■ **OBJECTIVE**:
Show all lines that include the string "абзацами"; copy each one.
-- Start --
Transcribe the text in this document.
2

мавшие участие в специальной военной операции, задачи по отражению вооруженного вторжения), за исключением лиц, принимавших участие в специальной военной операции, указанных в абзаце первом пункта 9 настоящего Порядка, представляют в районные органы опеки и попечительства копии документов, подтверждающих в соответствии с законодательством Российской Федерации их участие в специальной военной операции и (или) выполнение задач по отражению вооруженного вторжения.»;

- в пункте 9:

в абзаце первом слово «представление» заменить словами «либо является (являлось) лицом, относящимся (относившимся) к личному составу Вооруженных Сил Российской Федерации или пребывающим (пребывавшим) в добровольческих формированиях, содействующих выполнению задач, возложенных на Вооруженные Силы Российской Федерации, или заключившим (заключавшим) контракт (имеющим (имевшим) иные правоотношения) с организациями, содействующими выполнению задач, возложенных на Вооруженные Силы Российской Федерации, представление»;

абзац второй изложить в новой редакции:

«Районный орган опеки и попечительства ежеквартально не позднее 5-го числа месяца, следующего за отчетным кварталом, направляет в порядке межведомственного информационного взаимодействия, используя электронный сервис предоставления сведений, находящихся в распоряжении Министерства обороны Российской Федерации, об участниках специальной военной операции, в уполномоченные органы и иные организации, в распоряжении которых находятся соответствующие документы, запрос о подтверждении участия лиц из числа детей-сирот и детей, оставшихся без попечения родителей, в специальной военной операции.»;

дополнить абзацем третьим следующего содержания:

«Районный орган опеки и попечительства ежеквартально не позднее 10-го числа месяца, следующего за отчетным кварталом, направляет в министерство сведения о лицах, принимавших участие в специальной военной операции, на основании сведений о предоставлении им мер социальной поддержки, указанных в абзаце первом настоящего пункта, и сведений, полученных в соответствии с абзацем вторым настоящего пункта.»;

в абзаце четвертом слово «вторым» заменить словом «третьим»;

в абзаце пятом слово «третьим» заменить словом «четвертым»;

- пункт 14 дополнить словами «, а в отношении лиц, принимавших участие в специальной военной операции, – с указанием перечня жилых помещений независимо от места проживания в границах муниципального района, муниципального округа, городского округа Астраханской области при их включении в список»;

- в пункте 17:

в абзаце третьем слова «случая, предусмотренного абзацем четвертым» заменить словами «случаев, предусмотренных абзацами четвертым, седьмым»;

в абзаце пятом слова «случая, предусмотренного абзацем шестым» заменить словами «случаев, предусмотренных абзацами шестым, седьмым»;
-- End --
-- Start --
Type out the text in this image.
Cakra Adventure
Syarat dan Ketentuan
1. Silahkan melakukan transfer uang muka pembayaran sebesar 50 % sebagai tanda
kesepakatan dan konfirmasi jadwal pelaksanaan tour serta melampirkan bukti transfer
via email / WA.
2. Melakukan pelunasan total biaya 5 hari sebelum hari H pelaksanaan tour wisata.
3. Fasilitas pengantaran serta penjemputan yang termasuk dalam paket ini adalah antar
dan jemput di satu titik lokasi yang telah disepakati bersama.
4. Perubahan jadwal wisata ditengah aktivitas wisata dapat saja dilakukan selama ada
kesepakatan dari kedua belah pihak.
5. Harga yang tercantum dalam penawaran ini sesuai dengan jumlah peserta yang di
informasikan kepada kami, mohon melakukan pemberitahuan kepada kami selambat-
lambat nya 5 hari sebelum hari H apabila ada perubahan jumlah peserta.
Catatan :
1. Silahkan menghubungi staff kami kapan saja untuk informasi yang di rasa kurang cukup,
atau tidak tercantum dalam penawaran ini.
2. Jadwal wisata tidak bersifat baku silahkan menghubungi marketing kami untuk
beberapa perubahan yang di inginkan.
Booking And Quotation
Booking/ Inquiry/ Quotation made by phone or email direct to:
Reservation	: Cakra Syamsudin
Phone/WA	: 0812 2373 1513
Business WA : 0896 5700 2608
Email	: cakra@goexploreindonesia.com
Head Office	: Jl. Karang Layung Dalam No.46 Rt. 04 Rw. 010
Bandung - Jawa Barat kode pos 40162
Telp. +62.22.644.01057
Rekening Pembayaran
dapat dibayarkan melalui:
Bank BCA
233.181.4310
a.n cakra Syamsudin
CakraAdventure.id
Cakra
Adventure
-- End --
■ **RESULT OF THIS EXERCISE**:
в абзаце третьем слова «случая, предусмотренного абзацем четвертым» заменить словами «случаев, предусмотренных абзацами четвертым, седьмым»;
в абзаце пятом слова «случая, предусмотренного абзацем шестым» заменить словами «случаев, предусмотренных абзацами шестым, седьмым»;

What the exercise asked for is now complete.